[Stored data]
○ ○ ○
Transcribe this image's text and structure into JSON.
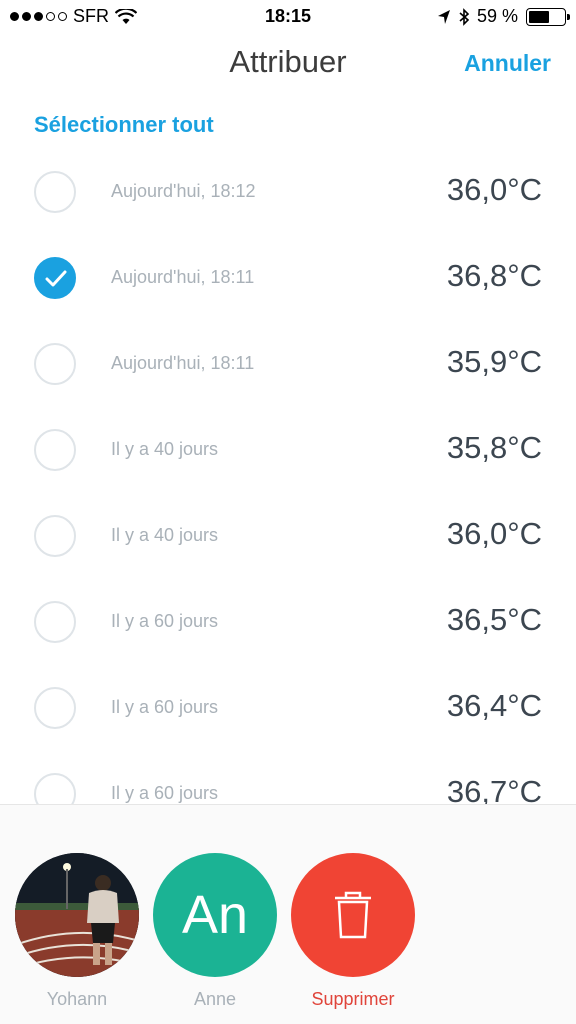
{
  "status_bar": {
    "carrier": "SFR",
    "time": "18:15",
    "battery": "59 %",
    "battery_level": 0.59
  },
  "nav": {
    "title": "Attribuer",
    "cancel_label": "Annuler"
  },
  "select_all_label": "Sélectionner tout",
  "measurements": [
    {
      "date": "Aujourd'hui, 18:12",
      "temperature": "36,0°C",
      "selected": false
    },
    {
      "date": "Aujourd'hui, 18:11",
      "temperature": "36,8°C",
      "selected": true
    },
    {
      "date": "Aujourd'hui, 18:11",
      "temperature": "35,9°C",
      "selected": false
    },
    {
      "date": "Il y a 40 jours",
      "temperature": "35,8°C",
      "selected": false
    },
    {
      "date": "Il y a 40 jours",
      "temperature": "36,0°C",
      "selected": false
    },
    {
      "date": "Il y a 60 jours",
      "temperature": "36,5°C",
      "selected": false
    },
    {
      "date": "Il y a 60 jours",
      "temperature": "36,4°C",
      "selected": false
    },
    {
      "date": "Il y a 60 jours",
      "temperature": "36,7°C",
      "selected": false
    }
  ],
  "profiles": [
    {
      "name": "Yohann",
      "type": "photo"
    },
    {
      "name": "Anne",
      "type": "initials",
      "initials": "An"
    },
    {
      "name": "Supprimer",
      "type": "delete"
    }
  ],
  "colors": {
    "accent": "#1aa1e0",
    "anne": "#1bb394",
    "delete": "#f04434"
  }
}
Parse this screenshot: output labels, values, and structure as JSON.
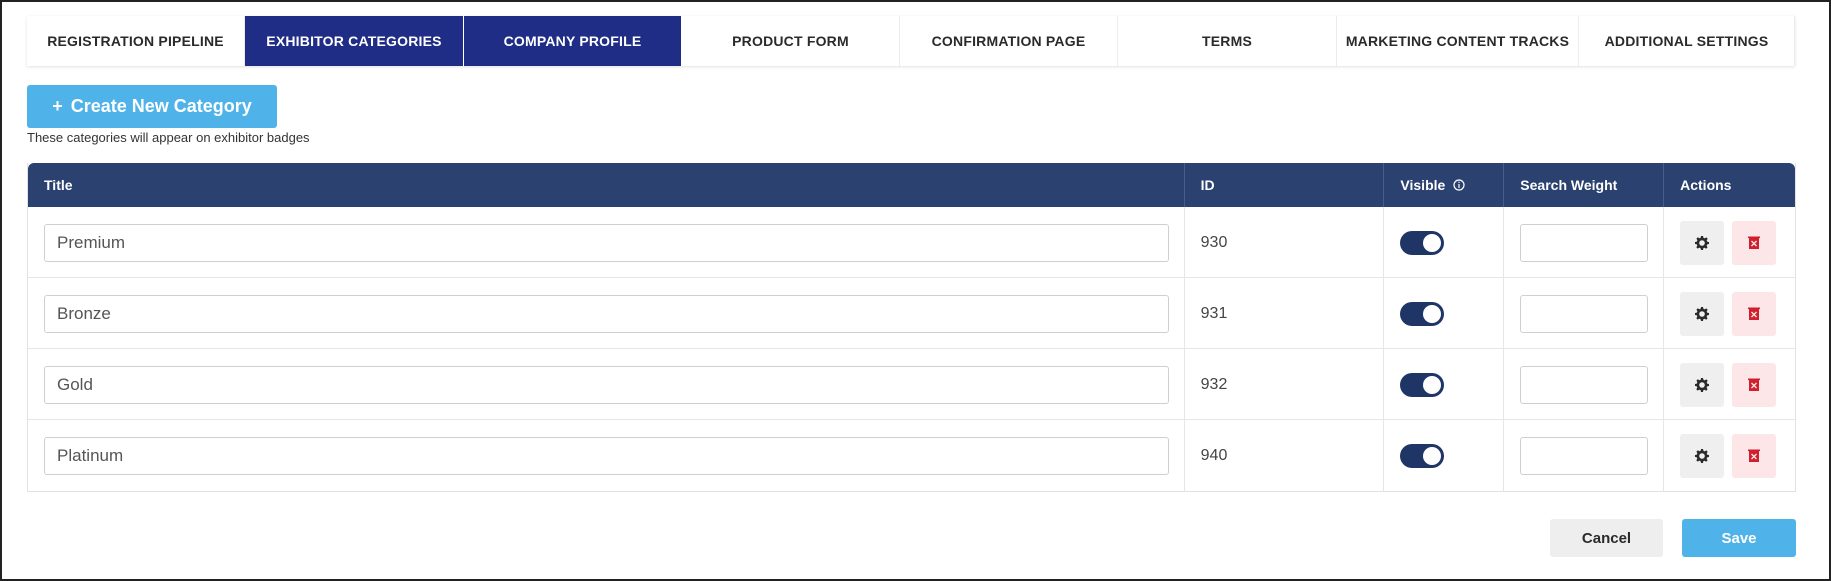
○ ○ ○
» **Aim**:
Each record above is to be restated exactly, with its pictures removed from the copy.

» **Task output**:
Transcribe this image's text and structure into JSON.
{
  "status_bar": {
    "carrier": "SFR",
    "time": "18:15",
    "battery": "59 %",
    "battery_level": 0.59
  },
  "nav": {
    "title": "Attribuer",
    "cancel_label": "Annuler"
  },
  "select_all_label": "Sélectionner tout",
  "measurements": [
    {
      "date": "Aujourd'hui, 18:12",
      "temperature": "36,0°C",
      "selected": false
    },
    {
      "date": "Aujourd'hui, 18:11",
      "temperature": "36,8°C",
      "selected": true
    },
    {
      "date": "Aujourd'hui, 18:11",
      "temperature": "35,9°C",
      "selected": false
    },
    {
      "date": "Il y a 40 jours",
      "temperature": "35,8°C",
      "selected": false
    },
    {
      "date": "Il y a 40 jours",
      "temperature": "36,0°C",
      "selected": false
    },
    {
      "date": "Il y a 60 jours",
      "temperature": "36,5°C",
      "selected": false
    },
    {
      "date": "Il y a 60 jours",
      "temperature": "36,4°C",
      "selected": false
    },
    {
      "date": "Il y a 60 jours",
      "temperature": "36,7°C",
      "selected": false
    }
  ],
  "profiles": [
    {
      "name": "Yohann",
      "type": "photo"
    },
    {
      "name": "Anne",
      "type": "initials",
      "initials": "An"
    },
    {
      "name": "Supprimer",
      "type": "delete"
    }
  ],
  "colors": {
    "accent": "#1aa1e0",
    "anne": "#1bb394",
    "delete": "#f04434"
  }
}
Parse this screenshot: output labels, values, and structure as JSON.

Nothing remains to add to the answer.